Data shown ->
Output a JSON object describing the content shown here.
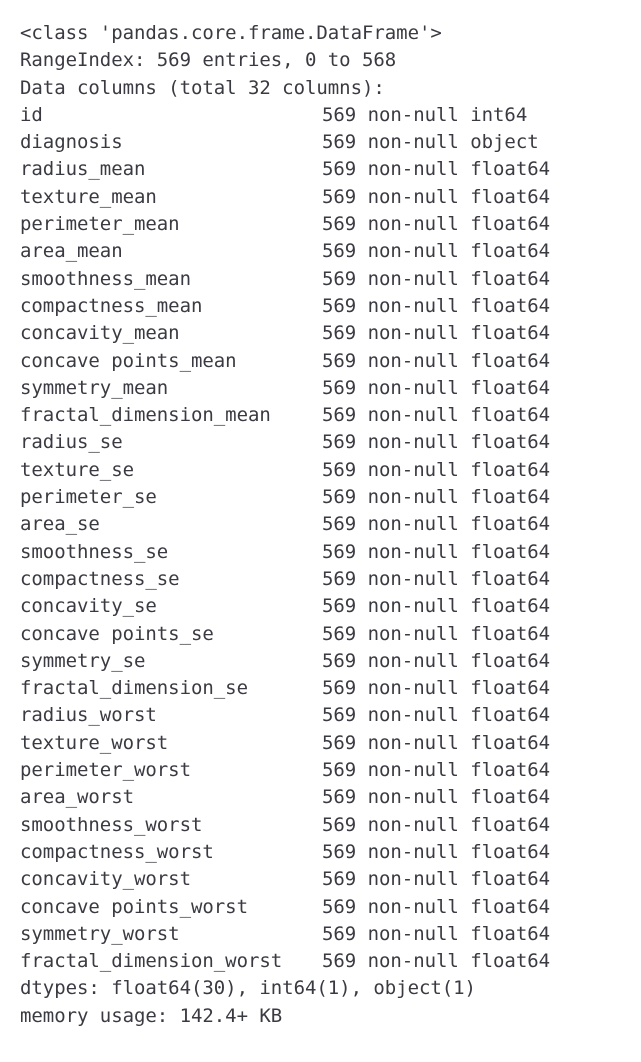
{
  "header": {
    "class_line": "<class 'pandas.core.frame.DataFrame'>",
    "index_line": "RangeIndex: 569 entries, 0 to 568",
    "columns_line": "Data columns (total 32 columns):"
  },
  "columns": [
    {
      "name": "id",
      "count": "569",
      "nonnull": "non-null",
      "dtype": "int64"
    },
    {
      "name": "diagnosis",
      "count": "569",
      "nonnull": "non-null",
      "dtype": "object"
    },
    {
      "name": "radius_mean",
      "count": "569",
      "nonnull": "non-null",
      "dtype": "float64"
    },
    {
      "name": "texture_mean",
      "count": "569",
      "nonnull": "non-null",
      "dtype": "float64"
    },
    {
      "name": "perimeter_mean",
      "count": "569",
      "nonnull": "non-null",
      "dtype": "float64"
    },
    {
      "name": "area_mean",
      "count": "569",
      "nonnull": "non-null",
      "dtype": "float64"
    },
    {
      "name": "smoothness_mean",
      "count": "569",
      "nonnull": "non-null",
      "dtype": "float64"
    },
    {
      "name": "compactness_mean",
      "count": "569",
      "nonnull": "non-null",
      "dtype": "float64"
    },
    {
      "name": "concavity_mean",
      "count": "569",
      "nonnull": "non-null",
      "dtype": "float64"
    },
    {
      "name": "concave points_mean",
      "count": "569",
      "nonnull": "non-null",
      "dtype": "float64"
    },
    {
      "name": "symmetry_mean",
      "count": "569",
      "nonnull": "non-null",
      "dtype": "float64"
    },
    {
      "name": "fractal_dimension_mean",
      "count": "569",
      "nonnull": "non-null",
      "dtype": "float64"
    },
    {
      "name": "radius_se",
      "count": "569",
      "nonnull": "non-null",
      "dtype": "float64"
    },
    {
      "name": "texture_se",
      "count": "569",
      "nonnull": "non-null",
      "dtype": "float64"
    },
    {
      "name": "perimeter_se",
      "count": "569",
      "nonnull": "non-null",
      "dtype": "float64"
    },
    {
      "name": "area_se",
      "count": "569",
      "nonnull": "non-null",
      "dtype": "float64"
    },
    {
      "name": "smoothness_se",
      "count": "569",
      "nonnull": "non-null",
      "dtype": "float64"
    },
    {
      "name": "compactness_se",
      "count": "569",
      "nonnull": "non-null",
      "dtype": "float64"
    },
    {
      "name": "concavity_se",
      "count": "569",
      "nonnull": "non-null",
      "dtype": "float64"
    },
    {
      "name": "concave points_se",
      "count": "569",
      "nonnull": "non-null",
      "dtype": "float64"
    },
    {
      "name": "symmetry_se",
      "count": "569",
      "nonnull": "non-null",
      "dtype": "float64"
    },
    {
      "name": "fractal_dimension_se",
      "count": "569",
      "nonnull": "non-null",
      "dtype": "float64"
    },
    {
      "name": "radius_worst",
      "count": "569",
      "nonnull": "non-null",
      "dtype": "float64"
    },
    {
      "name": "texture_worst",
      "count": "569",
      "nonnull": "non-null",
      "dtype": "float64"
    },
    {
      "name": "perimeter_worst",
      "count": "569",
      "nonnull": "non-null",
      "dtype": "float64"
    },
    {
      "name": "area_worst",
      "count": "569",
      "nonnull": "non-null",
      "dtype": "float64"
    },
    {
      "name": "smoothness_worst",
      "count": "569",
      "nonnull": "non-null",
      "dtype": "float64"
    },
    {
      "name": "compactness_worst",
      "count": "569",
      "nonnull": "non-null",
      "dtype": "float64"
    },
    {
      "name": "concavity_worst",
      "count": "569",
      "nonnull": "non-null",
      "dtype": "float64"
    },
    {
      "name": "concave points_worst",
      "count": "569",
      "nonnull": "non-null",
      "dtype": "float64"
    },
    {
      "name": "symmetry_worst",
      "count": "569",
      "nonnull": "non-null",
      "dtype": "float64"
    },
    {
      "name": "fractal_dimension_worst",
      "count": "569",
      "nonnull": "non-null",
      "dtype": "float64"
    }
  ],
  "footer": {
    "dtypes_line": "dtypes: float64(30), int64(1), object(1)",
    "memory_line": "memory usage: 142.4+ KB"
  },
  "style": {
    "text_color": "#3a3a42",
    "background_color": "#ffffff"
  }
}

Objective -> In the listing above, count each line that holds the string "concave". Give the number only.

Correct result -> 3